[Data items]
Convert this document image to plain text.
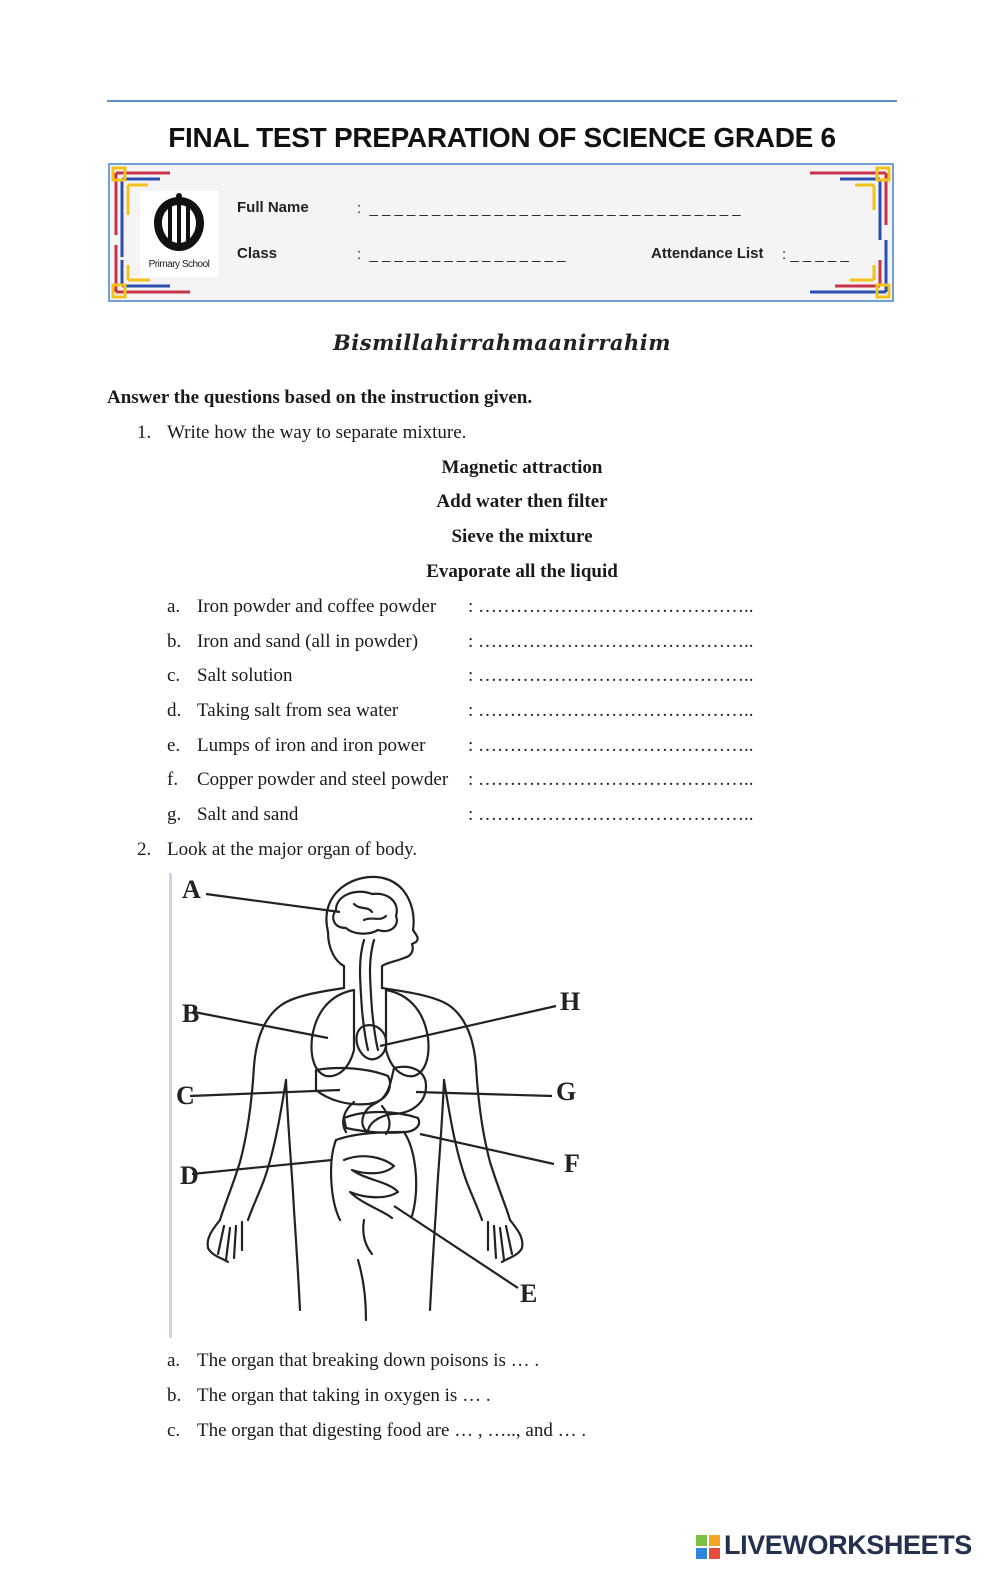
FINAL TEST PREPARATION OF SCIENCE GRADE 6
Primary School
Full Name	:  _ _ _ _ _ _ _ _ _ _ _ _ _ _ _ _ _ _ _ _ _ _ _ _ _ _ _ _ _ _
Class	:  _ _ _ _ _ _ _ _ _ _ _ _ _ _ _ _	Attendance List : _ _ _ _ _
Bismillahirrahmaanirrahim
Answer the questions based on the instruction given.
1. Write how the way to separate mixture.
Magnetic attraction
Add water then filter
Sieve the mixture
Evaporate all the liquid
a. Iron powder and coffee powder : ……………………………………..
b. Iron and sand (all in powder)	: ……………………………………..
c. Salt solution	: ……………………………………..
d. Taking salt from sea water	: ……………………………………..
e. Lumps of iron and iron power : ……………………………………..
f. Copper powder and steel powder : ……………………………………..
g. Salt and sand	: ……………………………………..
2. Look at the major organ of body.
A
B
C
D
E
F
G
H
a. The organ that breaking down poisons is … .
b. The organ that taking in oxygen is … .
c. The organ that digesting food are … , ….., and … .
LIVEWORKSHEETS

**Instructions for the task:** The records above must be echoed exactly, minus their pictures.

**Result:**
Convert this document image to plain text.
FINAL TEST PREPARATION OF SCIENCE GRADE 6
Primary School
Full Name	:  _ _ _ _ _ _ _ _ _ _ _ _ _ _ _ _ _ _ _ _ _ _ _ _ _ _ _ _ _ _
Class	:  _ _ _ _ _ _ _ _ _ _ _ _ _ _ _ _	Attendance List : _ _ _ _ _
Bismillahirrahmaanirrahim
Answer the questions based on the instruction given.
1. Write how the way to separate mixture.
Magnetic attraction
Add water then filter
Sieve the mixture
Evaporate all the liquid
a. Iron powder and coffee powder : ……………………………………..
b. Iron and sand (all in powder)	: ……………………………………..
c. Salt solution	: ……………………………………..
d. Taking salt from sea water	: ……………………………………..
e. Lumps of iron and iron power : ……………………………………..
f. Copper powder and steel powder : ……………………………………..
g. Salt and sand	: ……………………………………..
2. Look at the major organ of body.
A
B
C
D
E
F
G
H
a. The organ that breaking down poisons is … .
b. The organ that taking in oxygen is … .
c. The organ that digesting food are … , ….., and … .
LIVEWORKSHEETS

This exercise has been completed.